To be done:
Make a tally of the lines in the records that include the string "count", and give only that number.

★ ★ ★ ★ ★

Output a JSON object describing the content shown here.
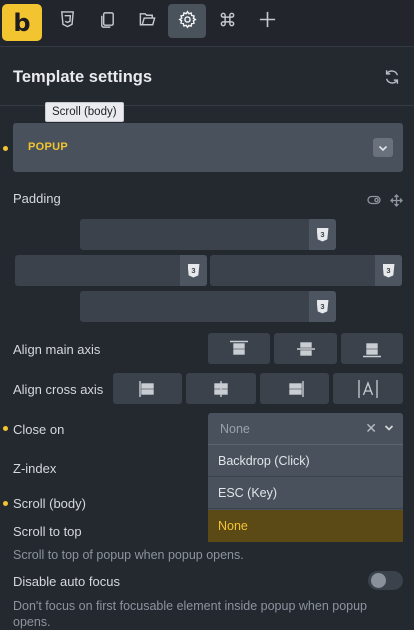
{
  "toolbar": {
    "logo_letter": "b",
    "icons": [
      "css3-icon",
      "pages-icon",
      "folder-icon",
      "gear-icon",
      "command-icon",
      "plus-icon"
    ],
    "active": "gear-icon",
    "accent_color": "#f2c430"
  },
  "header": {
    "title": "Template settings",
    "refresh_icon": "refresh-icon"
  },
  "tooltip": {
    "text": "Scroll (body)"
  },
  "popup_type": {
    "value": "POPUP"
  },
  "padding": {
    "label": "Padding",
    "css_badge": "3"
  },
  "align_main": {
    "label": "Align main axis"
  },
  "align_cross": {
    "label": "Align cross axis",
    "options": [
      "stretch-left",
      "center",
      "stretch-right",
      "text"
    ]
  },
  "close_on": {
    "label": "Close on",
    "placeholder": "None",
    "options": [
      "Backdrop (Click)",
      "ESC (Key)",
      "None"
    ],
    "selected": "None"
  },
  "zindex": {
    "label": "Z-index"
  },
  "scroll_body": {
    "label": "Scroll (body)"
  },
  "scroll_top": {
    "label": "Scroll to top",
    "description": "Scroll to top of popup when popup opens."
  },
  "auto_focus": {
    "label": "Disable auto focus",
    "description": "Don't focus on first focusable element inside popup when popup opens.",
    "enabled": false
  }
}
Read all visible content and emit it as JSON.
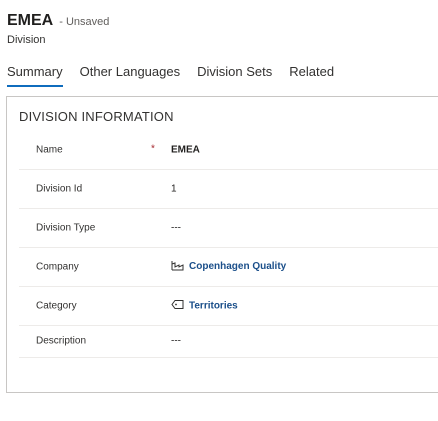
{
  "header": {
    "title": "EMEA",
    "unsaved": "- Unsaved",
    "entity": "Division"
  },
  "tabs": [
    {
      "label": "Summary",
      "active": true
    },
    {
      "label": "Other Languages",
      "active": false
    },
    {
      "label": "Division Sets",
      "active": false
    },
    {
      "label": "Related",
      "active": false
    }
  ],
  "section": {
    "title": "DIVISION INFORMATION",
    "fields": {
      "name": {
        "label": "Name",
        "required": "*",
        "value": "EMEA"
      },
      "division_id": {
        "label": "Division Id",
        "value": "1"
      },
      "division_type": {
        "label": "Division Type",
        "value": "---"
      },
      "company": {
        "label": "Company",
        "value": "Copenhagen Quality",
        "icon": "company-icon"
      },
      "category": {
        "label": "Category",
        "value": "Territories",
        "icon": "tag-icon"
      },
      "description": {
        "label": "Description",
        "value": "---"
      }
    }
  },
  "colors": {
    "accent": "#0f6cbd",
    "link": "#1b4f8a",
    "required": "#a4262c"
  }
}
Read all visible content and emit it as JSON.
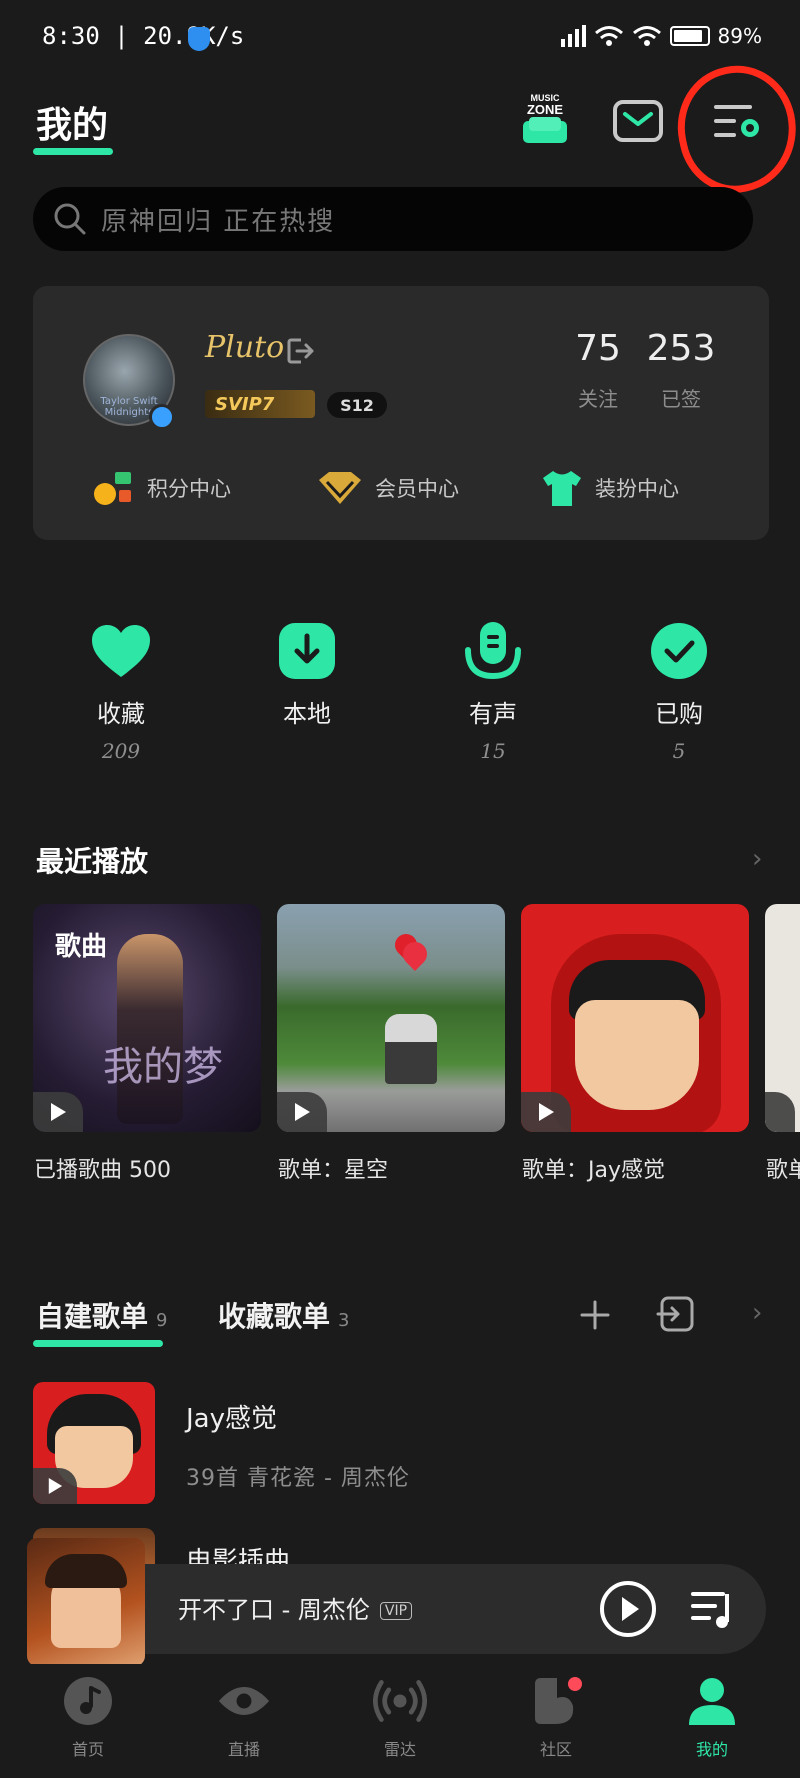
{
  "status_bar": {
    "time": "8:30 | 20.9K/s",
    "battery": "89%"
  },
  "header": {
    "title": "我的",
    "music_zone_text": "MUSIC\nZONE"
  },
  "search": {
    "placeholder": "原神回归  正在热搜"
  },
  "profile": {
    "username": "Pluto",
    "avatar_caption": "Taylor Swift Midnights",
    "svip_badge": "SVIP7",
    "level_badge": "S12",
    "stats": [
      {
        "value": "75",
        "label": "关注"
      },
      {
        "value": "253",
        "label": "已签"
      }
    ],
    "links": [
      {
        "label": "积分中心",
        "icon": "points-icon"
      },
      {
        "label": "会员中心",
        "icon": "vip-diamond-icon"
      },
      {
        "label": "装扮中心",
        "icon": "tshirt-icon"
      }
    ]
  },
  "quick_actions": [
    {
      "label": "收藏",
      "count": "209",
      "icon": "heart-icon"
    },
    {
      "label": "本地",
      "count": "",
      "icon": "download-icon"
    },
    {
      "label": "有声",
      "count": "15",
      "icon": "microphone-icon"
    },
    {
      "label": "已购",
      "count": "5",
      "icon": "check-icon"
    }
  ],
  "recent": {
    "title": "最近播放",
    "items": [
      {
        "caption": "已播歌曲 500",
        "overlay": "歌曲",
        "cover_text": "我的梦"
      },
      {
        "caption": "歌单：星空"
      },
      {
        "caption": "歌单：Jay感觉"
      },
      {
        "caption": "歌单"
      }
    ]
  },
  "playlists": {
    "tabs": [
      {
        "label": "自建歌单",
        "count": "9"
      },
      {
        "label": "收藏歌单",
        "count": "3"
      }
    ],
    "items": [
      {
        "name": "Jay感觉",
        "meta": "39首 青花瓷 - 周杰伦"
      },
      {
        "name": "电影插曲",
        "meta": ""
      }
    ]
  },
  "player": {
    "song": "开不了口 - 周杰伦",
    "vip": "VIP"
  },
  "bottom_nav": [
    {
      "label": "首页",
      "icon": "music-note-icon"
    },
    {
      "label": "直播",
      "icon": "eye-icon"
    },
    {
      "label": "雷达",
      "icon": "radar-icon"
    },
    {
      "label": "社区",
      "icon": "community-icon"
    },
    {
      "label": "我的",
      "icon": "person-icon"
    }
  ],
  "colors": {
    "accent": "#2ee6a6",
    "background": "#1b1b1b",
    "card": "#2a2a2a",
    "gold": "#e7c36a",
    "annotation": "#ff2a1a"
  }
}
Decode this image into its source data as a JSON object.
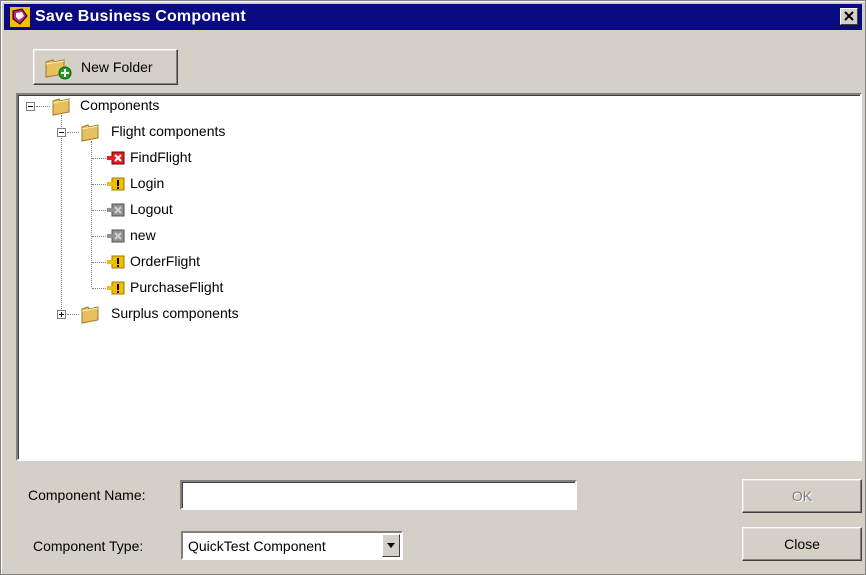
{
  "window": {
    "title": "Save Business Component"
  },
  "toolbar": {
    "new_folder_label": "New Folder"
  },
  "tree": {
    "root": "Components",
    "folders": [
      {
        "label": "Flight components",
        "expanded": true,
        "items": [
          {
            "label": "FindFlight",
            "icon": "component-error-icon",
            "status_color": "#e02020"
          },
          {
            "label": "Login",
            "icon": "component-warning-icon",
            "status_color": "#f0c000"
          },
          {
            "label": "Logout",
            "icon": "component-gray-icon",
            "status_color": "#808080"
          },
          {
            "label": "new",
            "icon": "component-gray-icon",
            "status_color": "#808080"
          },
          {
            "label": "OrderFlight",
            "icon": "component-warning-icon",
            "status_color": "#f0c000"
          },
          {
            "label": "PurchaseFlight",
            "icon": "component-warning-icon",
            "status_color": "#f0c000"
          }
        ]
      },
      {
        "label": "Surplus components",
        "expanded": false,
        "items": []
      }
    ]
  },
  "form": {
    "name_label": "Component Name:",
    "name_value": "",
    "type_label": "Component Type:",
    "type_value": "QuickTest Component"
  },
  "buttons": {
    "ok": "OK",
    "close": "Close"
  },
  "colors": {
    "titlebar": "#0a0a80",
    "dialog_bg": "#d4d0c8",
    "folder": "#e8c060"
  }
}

★ ★ ★ ★ ★

Reply to the task:
6